* Information given *

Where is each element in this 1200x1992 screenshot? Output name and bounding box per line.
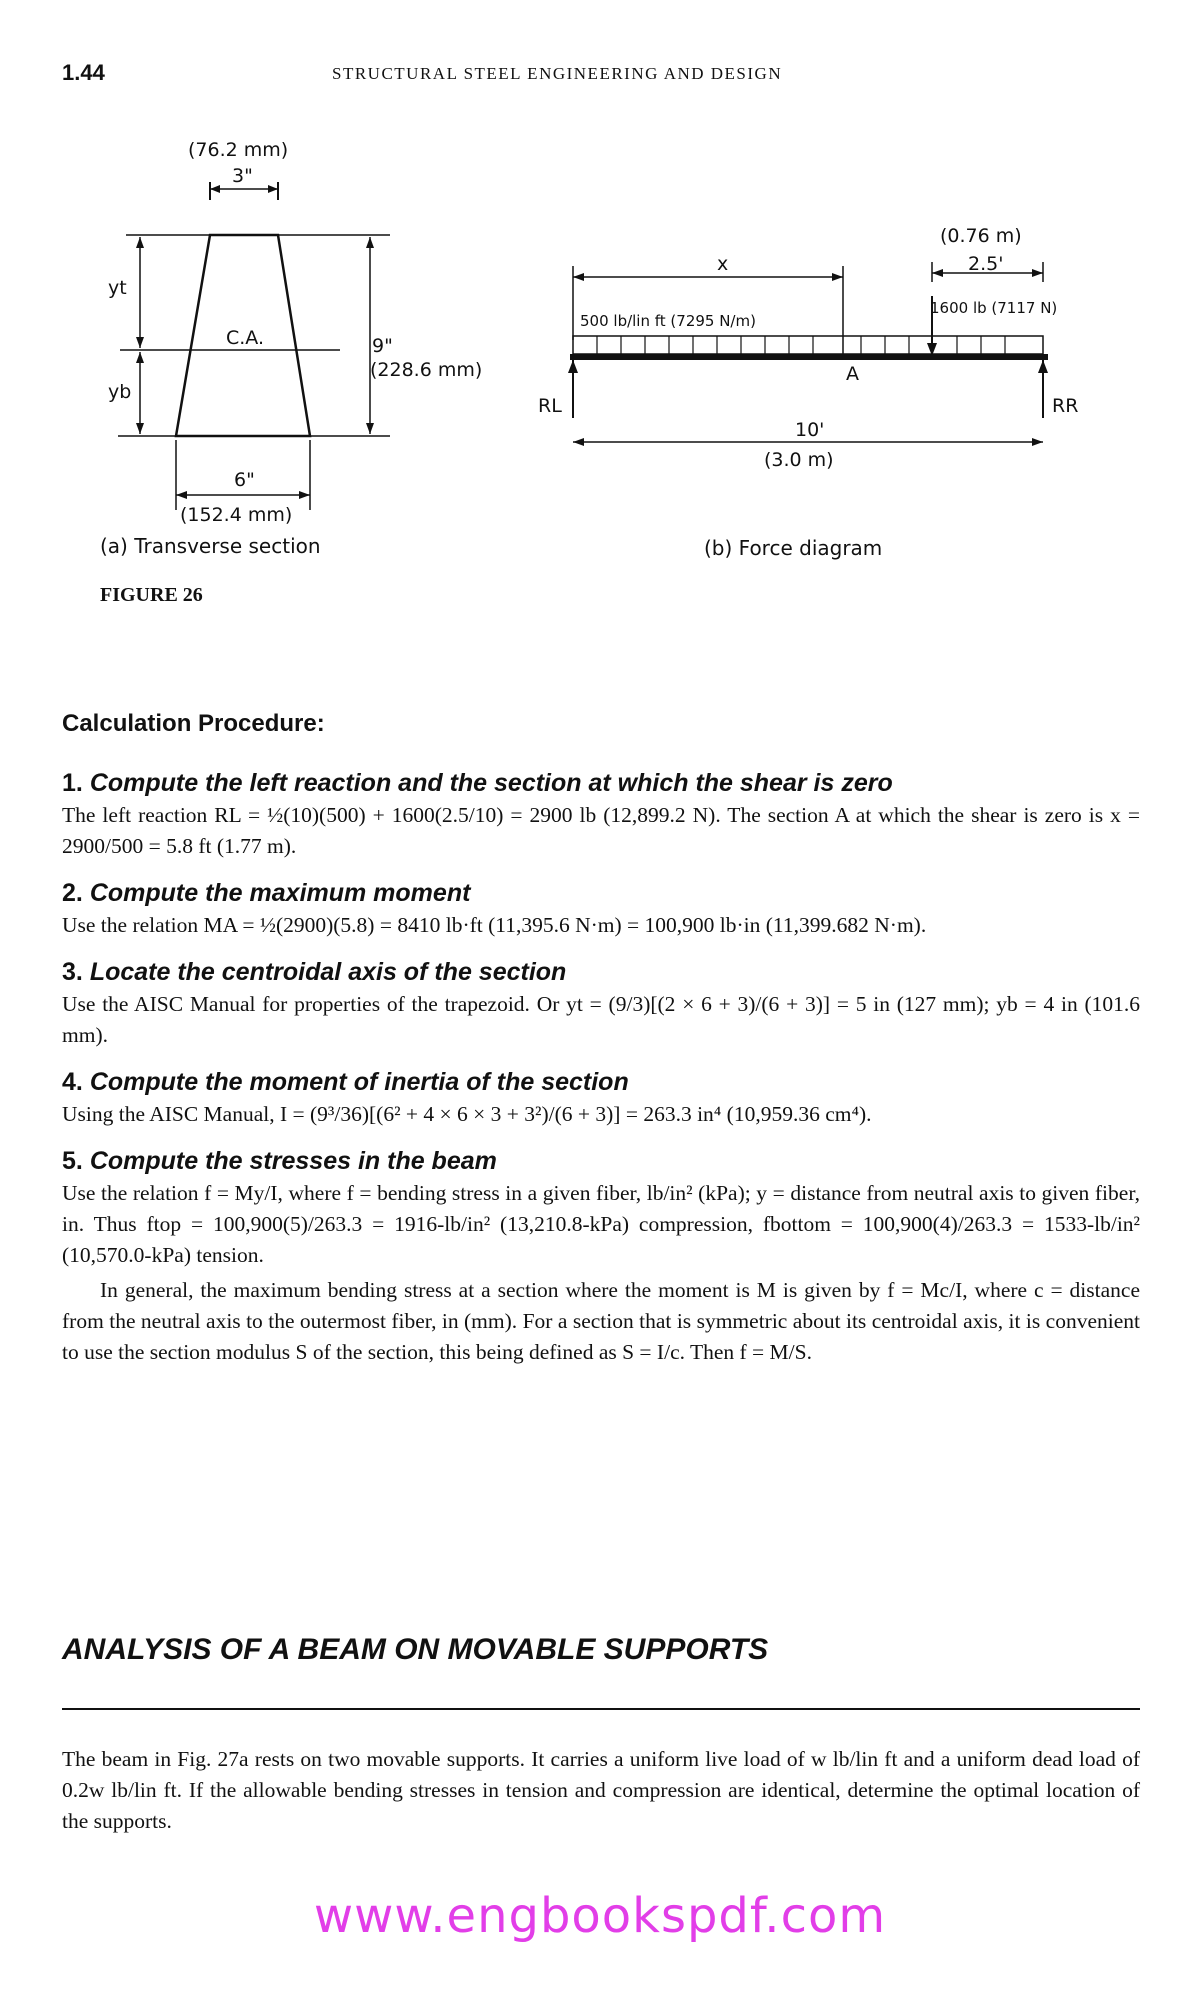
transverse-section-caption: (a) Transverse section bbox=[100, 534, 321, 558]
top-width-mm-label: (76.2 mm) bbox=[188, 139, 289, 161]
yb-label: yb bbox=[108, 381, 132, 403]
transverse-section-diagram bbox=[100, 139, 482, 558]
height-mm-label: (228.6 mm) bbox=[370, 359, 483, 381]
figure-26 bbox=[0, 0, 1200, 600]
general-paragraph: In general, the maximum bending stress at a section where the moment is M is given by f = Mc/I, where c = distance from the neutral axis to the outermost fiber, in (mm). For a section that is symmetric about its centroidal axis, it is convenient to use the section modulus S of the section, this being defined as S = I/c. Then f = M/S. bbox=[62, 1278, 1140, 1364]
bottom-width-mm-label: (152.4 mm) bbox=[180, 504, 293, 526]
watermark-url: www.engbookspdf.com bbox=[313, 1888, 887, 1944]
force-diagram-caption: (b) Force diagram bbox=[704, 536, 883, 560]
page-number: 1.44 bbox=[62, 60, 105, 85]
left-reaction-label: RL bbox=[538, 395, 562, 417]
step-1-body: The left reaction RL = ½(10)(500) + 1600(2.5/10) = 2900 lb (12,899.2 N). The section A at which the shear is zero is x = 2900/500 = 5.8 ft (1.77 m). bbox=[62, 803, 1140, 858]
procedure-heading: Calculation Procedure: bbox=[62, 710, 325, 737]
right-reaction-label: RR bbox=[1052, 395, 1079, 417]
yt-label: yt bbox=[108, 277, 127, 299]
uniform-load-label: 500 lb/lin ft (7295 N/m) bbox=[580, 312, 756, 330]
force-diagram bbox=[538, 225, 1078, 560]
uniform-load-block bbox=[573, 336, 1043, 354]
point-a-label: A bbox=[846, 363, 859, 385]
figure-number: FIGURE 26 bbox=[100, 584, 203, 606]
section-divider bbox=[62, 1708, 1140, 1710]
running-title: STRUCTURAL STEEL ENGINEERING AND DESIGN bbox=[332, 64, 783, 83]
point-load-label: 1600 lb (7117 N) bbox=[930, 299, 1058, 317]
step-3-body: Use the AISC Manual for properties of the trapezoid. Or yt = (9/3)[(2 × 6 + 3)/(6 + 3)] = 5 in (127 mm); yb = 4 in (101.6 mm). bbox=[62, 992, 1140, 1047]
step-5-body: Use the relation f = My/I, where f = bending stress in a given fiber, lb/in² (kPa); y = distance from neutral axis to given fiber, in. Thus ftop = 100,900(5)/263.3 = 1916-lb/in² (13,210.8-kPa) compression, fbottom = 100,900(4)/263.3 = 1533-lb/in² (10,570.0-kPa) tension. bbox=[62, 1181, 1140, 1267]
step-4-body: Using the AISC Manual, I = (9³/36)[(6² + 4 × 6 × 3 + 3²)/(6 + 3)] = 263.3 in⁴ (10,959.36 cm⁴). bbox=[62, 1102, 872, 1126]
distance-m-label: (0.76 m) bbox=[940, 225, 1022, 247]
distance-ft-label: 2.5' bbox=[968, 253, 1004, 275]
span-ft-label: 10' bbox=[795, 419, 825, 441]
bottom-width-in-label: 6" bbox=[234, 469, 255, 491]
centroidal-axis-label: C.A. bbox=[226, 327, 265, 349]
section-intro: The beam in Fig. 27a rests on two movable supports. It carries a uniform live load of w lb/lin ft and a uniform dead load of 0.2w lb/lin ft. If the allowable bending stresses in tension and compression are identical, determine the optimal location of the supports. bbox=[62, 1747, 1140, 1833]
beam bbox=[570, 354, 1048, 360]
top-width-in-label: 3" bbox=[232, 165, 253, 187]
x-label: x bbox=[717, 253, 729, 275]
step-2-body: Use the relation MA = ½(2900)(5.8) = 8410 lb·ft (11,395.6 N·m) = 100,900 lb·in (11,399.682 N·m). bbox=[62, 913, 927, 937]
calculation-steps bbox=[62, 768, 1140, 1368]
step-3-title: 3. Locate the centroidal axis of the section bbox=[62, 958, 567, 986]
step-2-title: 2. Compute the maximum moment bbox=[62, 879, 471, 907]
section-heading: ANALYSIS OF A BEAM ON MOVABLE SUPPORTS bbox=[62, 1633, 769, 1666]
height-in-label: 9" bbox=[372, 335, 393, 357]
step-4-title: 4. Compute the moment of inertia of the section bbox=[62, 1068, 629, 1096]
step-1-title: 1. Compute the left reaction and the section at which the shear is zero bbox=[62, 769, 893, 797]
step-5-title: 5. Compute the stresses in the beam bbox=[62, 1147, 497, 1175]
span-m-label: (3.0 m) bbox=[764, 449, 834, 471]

==

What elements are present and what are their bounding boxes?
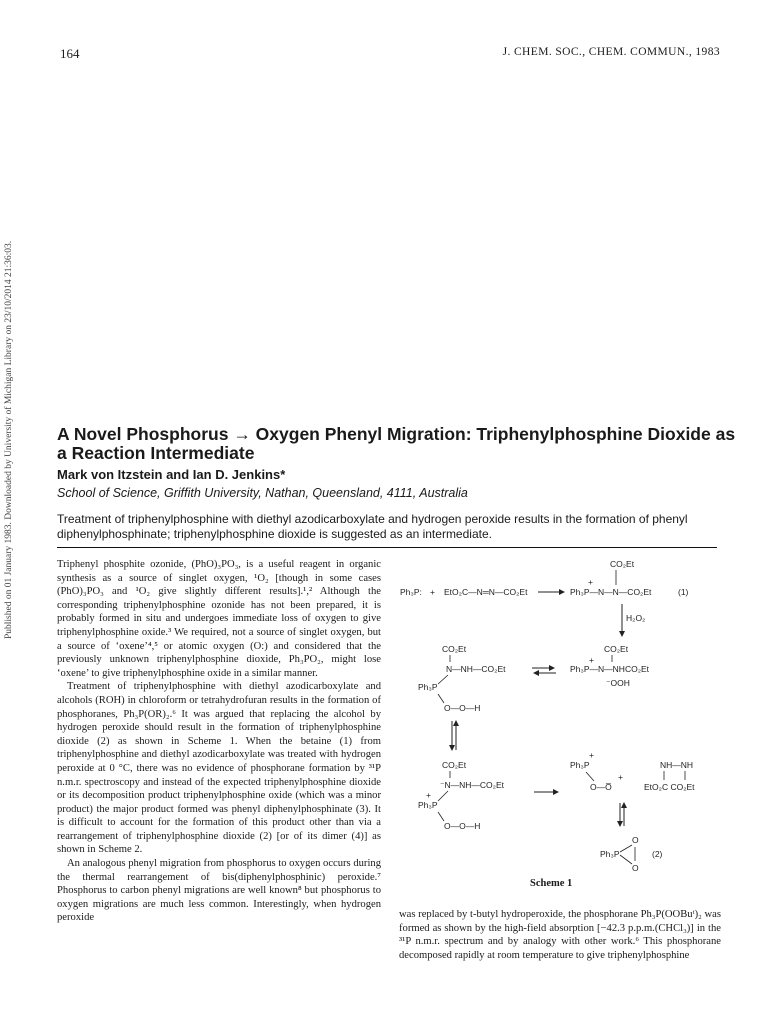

* Exercise details *
Write out the records word for word, starting with the line that contains "Where is each" and going on through the line that contains "figure-26 bbox=[0, 0, 1200, 600]". Leave the pictures out.

* Reply to the exercise *
Where is each element in this 1200x1992 screenshot? Output name and bounding box per line.
transverse-section-caption: (a) Transverse section bbox=[100, 534, 321, 558]
top-width-mm-label: (76.2 mm) bbox=[188, 139, 289, 161]
yb-label: yb bbox=[108, 381, 132, 403]
transverse-section-diagram bbox=[100, 139, 482, 558]
height-mm-label: (228.6 mm) bbox=[370, 359, 483, 381]
figure-26 bbox=[0, 0, 1200, 600]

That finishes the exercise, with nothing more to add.